# Start of THE RECORDS
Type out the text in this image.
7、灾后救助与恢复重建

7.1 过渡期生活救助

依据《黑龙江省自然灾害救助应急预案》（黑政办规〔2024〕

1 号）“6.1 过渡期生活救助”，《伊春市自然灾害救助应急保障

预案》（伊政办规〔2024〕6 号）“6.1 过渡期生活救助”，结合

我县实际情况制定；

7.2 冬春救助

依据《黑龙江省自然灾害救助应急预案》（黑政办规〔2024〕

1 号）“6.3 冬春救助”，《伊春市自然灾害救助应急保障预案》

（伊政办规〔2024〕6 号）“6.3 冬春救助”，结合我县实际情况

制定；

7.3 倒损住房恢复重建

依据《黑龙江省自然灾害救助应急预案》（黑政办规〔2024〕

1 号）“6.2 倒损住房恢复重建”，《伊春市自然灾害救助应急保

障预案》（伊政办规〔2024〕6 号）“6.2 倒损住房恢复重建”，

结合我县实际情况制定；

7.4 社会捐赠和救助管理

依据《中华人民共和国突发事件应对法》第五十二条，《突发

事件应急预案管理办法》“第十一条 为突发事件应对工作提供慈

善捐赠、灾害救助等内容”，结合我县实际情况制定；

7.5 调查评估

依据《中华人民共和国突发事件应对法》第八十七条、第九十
# End of THE RECORDS
- THE EXERCISE -
The string "冬春救助" may appear in lines of the listing above; tally those lines and give the number only.

- SOLUTION TO THE EXERCISE -
3